## Work required
Produce an exact copy of all the records.
○ ○ ○ ○ ○
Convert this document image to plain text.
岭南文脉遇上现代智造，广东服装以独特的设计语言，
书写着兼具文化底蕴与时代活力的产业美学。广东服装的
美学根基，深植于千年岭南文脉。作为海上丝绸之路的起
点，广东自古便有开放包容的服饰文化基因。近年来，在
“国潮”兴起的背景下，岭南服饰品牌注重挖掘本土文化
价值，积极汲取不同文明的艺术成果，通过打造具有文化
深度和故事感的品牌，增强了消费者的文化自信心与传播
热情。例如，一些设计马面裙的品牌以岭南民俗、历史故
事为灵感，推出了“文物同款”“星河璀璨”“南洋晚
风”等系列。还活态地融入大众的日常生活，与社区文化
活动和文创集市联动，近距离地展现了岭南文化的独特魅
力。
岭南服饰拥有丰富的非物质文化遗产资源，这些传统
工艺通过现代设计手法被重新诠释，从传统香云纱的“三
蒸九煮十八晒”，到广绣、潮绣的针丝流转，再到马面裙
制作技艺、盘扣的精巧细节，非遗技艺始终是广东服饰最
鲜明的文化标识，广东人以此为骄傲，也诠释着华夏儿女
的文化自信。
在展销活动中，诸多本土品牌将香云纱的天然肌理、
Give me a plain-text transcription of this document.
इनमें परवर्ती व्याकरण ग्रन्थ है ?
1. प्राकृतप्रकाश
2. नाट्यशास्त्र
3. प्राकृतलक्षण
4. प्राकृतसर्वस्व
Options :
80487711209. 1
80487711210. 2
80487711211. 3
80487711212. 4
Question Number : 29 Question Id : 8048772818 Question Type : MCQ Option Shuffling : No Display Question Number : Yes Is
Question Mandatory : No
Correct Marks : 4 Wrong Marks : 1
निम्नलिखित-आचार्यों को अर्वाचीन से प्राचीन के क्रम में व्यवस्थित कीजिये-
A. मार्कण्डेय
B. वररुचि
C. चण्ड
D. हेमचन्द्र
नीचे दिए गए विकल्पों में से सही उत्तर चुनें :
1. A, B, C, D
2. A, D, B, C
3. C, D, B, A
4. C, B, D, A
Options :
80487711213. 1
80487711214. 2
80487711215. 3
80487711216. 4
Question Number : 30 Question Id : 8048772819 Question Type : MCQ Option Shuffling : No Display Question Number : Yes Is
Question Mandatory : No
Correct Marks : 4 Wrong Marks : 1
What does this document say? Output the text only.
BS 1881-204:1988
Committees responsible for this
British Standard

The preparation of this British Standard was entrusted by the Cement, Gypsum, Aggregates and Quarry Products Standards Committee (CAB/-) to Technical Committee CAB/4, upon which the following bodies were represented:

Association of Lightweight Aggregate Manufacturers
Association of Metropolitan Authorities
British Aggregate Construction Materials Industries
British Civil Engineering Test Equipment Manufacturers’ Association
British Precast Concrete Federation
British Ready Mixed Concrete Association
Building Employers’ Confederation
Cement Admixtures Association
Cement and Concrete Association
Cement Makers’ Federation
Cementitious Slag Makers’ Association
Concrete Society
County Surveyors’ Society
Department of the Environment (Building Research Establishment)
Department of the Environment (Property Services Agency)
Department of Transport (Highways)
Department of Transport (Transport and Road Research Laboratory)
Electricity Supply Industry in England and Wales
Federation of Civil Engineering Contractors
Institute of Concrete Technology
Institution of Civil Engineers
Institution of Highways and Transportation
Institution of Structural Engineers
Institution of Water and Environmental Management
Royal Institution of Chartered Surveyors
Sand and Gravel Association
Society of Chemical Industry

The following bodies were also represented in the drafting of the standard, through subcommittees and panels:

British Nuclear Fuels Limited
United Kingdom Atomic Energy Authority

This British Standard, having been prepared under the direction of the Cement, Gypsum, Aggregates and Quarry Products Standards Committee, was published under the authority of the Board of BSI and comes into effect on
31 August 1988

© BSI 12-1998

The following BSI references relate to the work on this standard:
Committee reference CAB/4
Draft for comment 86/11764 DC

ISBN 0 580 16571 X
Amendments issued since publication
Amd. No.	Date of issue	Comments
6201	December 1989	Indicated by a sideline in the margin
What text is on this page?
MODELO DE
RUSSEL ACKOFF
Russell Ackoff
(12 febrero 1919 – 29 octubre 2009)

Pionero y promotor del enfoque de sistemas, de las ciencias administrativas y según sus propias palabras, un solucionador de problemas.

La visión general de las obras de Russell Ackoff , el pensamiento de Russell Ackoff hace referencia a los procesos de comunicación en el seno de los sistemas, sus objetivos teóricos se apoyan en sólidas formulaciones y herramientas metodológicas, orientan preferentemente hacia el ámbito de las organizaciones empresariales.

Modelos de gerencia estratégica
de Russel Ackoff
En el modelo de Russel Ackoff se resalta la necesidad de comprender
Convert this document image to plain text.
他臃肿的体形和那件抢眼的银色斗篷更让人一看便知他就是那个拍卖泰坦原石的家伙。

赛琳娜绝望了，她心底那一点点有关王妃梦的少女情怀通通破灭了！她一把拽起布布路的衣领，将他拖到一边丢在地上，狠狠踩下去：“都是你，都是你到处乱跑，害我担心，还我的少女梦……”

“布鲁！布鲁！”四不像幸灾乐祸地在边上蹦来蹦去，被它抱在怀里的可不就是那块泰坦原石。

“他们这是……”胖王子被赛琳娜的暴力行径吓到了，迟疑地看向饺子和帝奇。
○ ○ ○ ○ ○
## Answer
Convert this document image to plain text.
岭南文脉遇上现代智造，广东服装以独特的设计语言，
书写着兼具文化底蕴与时代活力的产业美学。广东服装的
美学根基，深植于千年岭南文脉。作为海上丝绸之路的起
点，广东自古便有开放包容的服饰文化基因。近年来，在
“国潮”兴起的背景下，岭南服饰品牌注重挖掘本土文化
价值，积极汲取不同文明的艺术成果，通过打造具有文化
深度和故事感的品牌，增强了消费者的文化自信心与传播
热情。例如，一些设计马面裙的品牌以岭南民俗、历史故
事为灵感，推出了“文物同款”“星河璀璨”“南洋晚
风”等系列。还活态地融入大众的日常生活，与社区文化
活动和文创集市联动，近距离地展现了岭南文化的独特魅
力。
岭南服饰拥有丰富的非物质文化遗产资源，这些传统
工艺通过现代设计手法被重新诠释，从传统香云纱的“三
蒸九煮十八晒”，到广绣、潮绣的针丝流转，再到马面裙
制作技艺、盘扣的精巧细节，非遗技艺始终是广东服饰最
鲜明的文化标识，广东人以此为骄傲，也诠释着华夏儿女
的文化自信。
在展销活动中，诸多本土品牌将香云纱的天然肌理、
Give me a plain-text transcription of this document.
इनमें परवर्ती व्याकरण ग्रन्थ है ?
1. प्राकृतप्रकाश
2. नाट्यशास्त्र
3. प्राकृतलक्षण
4. प्राकृतसर्वस्व
Options :
80487711209. 1
80487711210. 2
80487711211. 3
80487711212. 4
Question Number : 29 Question Id : 8048772818 Question Type : MCQ Option Shuffling : No Display Question Number : Yes Is
Question Mandatory : No
Correct Marks : 4 Wrong Marks : 1
निम्नलिखित-आचार्यों को अर्वाचीन से प्राचीन के क्रम में व्यवस्थित कीजिये-
A. मार्कण्डेय
B. वररुचि
C. चण्ड
D. हेमचन्द्र
नीचे दिए गए विकल्पों में से सही उत्तर चुनें :
1. A, B, C, D
2. A, D, B, C
3. C, D, B, A
4. C, B, D, A
Options :
80487711213. 1
80487711214. 2
80487711215. 3
80487711216. 4
Question Number : 30 Question Id : 8048772819 Question Type : MCQ Option Shuffling : No Display Question Number : Yes Is
Question Mandatory : No
Correct Marks : 4 Wrong Marks : 1
What does this document say? Output the text only.
BS 1881-204:1988
Committees responsible for this
British Standard

The preparation of this British Standard was entrusted by the Cement, Gypsum, Aggregates and Quarry Products Standards Committee (CAB/-) to Technical Committee CAB/4, upon which the following bodies were represented:

Association of Lightweight Aggregate Manufacturers
Association of Metropolitan Authorities
British Aggregate Construction Materials Industries
British Civil Engineering Test Equipment Manufacturers’ Association
British Precast Concrete Federation
British Ready Mixed Concrete Association
Building Employers’ Confederation
Cement Admixtures Association
Cement and Concrete Association
Cement Makers’ Federation
Cementitious Slag Makers’ Association
Concrete Society
County Surveyors’ Society
Department of the Environment (Building Research Establishment)
Department of the Environment (Property Services Agency)
Department of Transport (Highways)
Department of Transport (Transport and Road Research Laboratory)
Electricity Supply Industry in England and Wales
Federation of Civil Engineering Contractors
Institute of Concrete Technology
Institution of Civil Engineers
Institution of Highways and Transportation
Institution of Structural Engineers
Institution of Water and Environmental Management
Royal Institution of Chartered Surveyors
Sand and Gravel Association
Society of Chemical Industry

The following bodies were also represented in the drafting of the standard, through subcommittees and panels:

British Nuclear Fuels Limited
United Kingdom Atomic Energy Authority

This British Standard, having been prepared under the direction of the Cement, Gypsum, Aggregates and Quarry Products Standards Committee, was published under the authority of the Board of BSI and comes into effect on
31 August 1988

© BSI 12-1998

The following BSI references relate to the work on this standard:
Committee reference CAB/4
Draft for comment 86/11764 DC

ISBN 0 580 16571 X
Amendments issued since publication
Amd. No.	Date of issue	Comments
6201	December 1989	Indicated by a sideline in the margin
What text is on this page?
MODELO DE
RUSSEL ACKOFF
Russell Ackoff
(12 febrero 1919 – 29 octubre 2009)

Pionero y promotor del enfoque de sistemas, de las ciencias administrativas y según sus propias palabras, un solucionador de problemas.

La visión general de las obras de Russell Ackoff , el pensamiento de Russell Ackoff hace referencia a los procesos de comunicación en el seno de los sistemas, sus objetivos teóricos se apoyan en sólidas formulaciones y herramientas metodológicas, orientan preferentemente hacia el ámbito de las organizaciones empresariales.

Modelos de gerencia estratégica
de Russel Ackoff
En el modelo de Russel Ackoff se resalta la necesidad de comprender
Convert this document image to plain text.
他臃肿的体形和那件抢眼的银色斗篷更让人一看便知他就是那个拍卖泰坦原石的家伙。

赛琳娜绝望了，她心底那一点点有关王妃梦的少女情怀通通破灭了！她一把拽起布布路的衣领，将他拖到一边丢在地上，狠狠踩下去：“都是你，都是你到处乱跑，害我担心，还我的少女梦……”

“布鲁！布鲁！”四不像幸灾乐祸地在边上蹦来蹦去，被它抱在怀里的可不就是那块泰坦原石。

“他们这是……”胖王子被赛琳娜的暴力行径吓到了，迟疑地看向饺子和帝奇。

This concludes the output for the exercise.